| Exercise |
Sift the listing for lines that hold the string "specjalne" and pull them out.

# # # # #

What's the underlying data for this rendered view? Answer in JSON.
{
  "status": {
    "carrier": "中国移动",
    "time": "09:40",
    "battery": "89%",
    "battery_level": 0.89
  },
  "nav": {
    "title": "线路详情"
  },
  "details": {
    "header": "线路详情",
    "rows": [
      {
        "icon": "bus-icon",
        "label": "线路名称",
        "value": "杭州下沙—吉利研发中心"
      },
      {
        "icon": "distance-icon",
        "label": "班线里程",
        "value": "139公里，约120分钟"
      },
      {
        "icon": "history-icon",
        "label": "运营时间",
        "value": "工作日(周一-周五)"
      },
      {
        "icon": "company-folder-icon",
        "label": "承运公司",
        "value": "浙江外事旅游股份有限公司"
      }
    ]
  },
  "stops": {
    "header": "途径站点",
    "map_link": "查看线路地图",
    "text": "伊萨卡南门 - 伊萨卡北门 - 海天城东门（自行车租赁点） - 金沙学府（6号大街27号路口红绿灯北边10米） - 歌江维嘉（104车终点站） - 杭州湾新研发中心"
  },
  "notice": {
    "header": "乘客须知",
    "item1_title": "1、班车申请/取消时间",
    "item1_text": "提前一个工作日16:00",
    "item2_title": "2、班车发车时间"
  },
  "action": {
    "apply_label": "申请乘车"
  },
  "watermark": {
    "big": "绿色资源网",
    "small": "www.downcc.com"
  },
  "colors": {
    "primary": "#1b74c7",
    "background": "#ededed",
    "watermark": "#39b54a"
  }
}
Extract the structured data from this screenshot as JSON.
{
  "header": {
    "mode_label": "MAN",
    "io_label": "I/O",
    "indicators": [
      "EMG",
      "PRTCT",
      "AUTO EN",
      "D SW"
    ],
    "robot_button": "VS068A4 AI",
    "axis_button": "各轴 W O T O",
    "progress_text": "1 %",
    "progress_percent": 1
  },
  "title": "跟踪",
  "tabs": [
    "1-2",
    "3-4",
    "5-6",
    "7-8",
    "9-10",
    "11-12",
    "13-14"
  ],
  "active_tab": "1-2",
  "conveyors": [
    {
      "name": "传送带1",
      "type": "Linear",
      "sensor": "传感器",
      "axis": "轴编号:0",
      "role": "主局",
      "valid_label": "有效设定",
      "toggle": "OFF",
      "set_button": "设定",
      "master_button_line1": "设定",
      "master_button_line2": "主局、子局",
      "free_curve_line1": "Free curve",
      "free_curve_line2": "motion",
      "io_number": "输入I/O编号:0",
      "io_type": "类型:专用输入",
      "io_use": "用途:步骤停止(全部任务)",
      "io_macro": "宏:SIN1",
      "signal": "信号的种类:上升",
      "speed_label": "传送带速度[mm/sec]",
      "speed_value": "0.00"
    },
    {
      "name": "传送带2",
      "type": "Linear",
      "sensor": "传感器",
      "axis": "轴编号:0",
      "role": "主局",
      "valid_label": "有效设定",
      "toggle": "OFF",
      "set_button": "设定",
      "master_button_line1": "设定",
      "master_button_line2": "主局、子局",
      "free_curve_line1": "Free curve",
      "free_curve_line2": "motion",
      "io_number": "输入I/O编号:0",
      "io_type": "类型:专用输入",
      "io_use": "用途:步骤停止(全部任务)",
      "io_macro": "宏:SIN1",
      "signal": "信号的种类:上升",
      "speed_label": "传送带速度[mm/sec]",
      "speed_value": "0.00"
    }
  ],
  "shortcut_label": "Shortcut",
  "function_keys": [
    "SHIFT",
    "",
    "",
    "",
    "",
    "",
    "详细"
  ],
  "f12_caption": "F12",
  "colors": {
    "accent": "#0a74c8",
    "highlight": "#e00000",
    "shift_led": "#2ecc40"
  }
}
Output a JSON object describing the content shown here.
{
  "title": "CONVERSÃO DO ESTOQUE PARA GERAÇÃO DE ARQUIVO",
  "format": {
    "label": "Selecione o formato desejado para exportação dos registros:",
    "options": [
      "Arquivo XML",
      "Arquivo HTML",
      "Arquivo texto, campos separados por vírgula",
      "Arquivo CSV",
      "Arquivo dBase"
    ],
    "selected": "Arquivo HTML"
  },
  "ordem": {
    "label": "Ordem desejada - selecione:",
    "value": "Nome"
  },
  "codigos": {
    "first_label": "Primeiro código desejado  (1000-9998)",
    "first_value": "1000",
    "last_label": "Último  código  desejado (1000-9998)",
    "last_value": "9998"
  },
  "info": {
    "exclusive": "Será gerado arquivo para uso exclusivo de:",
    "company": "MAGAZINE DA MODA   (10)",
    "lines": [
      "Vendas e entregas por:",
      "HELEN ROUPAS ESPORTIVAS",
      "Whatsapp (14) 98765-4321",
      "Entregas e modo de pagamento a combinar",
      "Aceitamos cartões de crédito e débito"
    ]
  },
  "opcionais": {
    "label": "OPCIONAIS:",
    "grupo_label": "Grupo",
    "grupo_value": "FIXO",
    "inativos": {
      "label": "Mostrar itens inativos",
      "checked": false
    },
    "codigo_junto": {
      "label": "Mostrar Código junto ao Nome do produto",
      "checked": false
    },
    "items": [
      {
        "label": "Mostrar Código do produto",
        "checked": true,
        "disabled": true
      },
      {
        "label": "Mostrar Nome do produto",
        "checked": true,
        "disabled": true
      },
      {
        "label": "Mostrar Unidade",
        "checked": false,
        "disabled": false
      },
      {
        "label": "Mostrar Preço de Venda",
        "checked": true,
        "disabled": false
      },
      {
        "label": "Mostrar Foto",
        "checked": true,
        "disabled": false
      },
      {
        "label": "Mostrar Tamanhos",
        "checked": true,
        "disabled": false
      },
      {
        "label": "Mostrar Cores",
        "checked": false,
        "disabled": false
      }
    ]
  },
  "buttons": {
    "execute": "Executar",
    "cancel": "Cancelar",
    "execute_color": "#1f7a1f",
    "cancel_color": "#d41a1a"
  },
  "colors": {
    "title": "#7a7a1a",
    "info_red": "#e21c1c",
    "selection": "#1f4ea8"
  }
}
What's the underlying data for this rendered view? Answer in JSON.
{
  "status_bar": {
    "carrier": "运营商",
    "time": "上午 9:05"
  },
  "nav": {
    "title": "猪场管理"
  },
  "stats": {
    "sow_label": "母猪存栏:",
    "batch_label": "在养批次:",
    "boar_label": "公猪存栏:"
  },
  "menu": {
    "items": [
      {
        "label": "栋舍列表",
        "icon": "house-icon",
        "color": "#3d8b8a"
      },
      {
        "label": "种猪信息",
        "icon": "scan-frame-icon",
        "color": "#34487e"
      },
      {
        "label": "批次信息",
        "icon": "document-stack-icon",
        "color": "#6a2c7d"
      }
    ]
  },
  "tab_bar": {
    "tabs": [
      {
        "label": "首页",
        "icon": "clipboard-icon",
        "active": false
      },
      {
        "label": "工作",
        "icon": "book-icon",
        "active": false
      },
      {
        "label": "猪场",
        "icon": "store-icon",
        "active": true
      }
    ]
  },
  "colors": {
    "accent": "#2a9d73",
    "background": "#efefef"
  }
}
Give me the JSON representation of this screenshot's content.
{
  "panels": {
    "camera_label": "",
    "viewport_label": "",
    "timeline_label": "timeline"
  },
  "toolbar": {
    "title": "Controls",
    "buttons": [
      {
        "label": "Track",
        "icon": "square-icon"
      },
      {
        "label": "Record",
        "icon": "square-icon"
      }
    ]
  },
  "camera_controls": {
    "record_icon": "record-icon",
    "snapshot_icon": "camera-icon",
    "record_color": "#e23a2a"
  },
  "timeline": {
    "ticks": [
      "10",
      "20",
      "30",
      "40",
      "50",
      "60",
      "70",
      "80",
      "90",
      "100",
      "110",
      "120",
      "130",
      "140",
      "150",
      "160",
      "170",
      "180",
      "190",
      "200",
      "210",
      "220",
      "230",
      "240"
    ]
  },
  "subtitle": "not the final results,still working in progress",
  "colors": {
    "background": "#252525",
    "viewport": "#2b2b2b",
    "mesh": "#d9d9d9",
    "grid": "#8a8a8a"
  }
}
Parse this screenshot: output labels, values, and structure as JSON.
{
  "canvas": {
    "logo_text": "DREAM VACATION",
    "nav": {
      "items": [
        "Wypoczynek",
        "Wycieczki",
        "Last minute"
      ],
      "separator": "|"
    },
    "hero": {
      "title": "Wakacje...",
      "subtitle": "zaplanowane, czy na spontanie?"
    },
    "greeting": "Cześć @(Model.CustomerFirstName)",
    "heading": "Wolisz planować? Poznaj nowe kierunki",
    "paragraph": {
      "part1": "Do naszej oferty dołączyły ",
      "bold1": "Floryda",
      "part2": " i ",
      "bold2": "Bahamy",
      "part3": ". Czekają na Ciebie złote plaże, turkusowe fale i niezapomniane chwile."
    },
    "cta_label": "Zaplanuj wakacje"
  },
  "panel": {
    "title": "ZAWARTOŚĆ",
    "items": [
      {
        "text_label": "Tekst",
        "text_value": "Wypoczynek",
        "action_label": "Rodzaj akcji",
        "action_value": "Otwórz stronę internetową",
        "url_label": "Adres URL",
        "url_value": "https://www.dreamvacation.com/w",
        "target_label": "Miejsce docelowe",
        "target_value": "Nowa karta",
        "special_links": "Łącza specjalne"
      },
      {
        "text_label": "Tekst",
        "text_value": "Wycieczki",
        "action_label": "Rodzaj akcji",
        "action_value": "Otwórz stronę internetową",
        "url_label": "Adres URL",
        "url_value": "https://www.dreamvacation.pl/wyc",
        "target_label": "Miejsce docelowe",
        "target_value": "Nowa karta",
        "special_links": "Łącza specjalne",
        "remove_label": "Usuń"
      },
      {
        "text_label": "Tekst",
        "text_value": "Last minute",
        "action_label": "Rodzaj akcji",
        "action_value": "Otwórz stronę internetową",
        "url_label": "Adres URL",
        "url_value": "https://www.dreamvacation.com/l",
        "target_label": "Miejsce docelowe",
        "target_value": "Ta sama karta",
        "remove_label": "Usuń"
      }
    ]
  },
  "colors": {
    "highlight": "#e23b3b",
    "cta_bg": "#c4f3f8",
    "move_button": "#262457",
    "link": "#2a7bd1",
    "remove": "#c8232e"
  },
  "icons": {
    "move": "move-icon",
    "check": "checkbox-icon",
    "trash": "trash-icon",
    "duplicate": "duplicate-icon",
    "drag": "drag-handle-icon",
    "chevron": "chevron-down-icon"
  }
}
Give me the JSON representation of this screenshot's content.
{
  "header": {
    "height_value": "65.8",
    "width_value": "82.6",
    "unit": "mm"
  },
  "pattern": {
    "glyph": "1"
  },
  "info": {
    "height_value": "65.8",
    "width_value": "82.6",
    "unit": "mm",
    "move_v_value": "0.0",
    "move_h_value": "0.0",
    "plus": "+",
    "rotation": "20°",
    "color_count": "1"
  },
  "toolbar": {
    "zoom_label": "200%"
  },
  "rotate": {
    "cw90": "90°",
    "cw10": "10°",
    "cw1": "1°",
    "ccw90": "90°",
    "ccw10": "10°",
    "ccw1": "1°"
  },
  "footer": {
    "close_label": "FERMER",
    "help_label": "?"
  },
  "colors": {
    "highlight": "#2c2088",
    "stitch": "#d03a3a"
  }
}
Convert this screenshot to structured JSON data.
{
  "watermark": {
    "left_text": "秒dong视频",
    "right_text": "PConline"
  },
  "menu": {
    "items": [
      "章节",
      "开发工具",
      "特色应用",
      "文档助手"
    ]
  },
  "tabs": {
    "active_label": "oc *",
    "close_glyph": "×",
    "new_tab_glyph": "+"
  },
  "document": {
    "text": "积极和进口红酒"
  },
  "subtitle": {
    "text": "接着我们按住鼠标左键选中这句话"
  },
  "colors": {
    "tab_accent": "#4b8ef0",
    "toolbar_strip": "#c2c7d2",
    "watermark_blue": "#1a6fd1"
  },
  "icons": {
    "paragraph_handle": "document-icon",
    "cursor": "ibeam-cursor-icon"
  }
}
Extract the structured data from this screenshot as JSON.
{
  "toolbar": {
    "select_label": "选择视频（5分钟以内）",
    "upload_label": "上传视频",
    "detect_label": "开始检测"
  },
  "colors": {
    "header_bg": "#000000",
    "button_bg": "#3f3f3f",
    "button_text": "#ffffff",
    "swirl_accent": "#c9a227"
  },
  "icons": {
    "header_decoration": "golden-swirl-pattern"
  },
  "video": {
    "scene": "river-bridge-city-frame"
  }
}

# # # # #

| In response |
        "special_links": "Łącza specjalne"
        "special_links": "Łącza specjalne",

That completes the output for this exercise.